Exercise details
Each entry has to be copied exactly, with nothing missed.

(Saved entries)
◆ ◆ ◆ ◆ ◆ ◆ ◆

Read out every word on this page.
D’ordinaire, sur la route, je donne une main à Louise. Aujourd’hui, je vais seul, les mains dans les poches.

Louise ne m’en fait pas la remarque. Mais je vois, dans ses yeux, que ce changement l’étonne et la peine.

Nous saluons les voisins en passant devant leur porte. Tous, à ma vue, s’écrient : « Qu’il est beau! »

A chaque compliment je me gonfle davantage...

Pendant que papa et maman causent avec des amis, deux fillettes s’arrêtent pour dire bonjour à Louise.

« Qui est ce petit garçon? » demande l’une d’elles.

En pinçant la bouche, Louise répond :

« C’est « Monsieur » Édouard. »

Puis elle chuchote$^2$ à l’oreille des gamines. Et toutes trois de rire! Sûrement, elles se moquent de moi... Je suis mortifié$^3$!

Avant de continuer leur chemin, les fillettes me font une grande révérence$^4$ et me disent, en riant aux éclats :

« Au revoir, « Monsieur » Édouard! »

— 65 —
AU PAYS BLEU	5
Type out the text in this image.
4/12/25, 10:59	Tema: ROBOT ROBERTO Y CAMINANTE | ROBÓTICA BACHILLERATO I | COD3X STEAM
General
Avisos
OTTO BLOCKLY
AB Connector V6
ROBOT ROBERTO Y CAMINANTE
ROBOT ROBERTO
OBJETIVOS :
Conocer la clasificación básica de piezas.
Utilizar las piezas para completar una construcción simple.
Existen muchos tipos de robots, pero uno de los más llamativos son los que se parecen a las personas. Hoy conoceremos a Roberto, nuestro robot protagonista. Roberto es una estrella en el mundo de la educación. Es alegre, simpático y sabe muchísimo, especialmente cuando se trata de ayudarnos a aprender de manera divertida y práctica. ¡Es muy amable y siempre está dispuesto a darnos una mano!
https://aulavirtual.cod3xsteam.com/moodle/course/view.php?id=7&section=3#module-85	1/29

◆ ◆ ◆ ◆ ◆ ◆ ◆

Problem solution
Read out every word on this page.
D’ordinaire, sur la route, je donne une main à Louise. Aujourd’hui, je vais seul, les mains dans les poches.

Louise ne m’en fait pas la remarque. Mais je vois, dans ses yeux, que ce changement l’étonne et la peine.

Nous saluons les voisins en passant devant leur porte. Tous, à ma vue, s’écrient : « Qu’il est beau! »

A chaque compliment je me gonfle davantage...

Pendant que papa et maman causent avec des amis, deux fillettes s’arrêtent pour dire bonjour à Louise.

« Qui est ce petit garçon? » demande l’une d’elles.

En pinçant la bouche, Louise répond :

« C’est « Monsieur » Édouard. »

Puis elle chuchote$^2$ à l’oreille des gamines. Et toutes trois de rire! Sûrement, elles se moquent de moi... Je suis mortifié$^3$!

Avant de continuer leur chemin, les fillettes me font une grande révérence$^4$ et me disent, en riant aux éclats :

« Au revoir, « Monsieur » Édouard! »

— 65 —
AU PAYS BLEU	5
Type out the text in this image.
4/12/25, 10:59	Tema: ROBOT ROBERTO Y CAMINANTE | ROBÓTICA BACHILLERATO I | COD3X STEAM
General
Avisos
OTTO BLOCKLY
AB Connector V6
ROBOT ROBERTO Y CAMINANTE
ROBOT ROBERTO
OBJETIVOS :
Conocer la clasificación básica de piezas.
Utilizar las piezas para completar una construcción simple.
Existen muchos tipos de robots, pero uno de los más llamativos son los que se parecen a las personas. Hoy conoceremos a Roberto, nuestro robot protagonista. Roberto es una estrella en el mundo de la educación. Es alegre, simpático y sabe muchísimo, especialmente cuando se trata de ayudarnos a aprender de manera divertida y práctica. ¡Es muy amable y siempre está dispuesto a darnos una mano!
https://aulavirtual.cod3xsteam.com/moodle/course/view.php?id=7&section=3#module-85	1/29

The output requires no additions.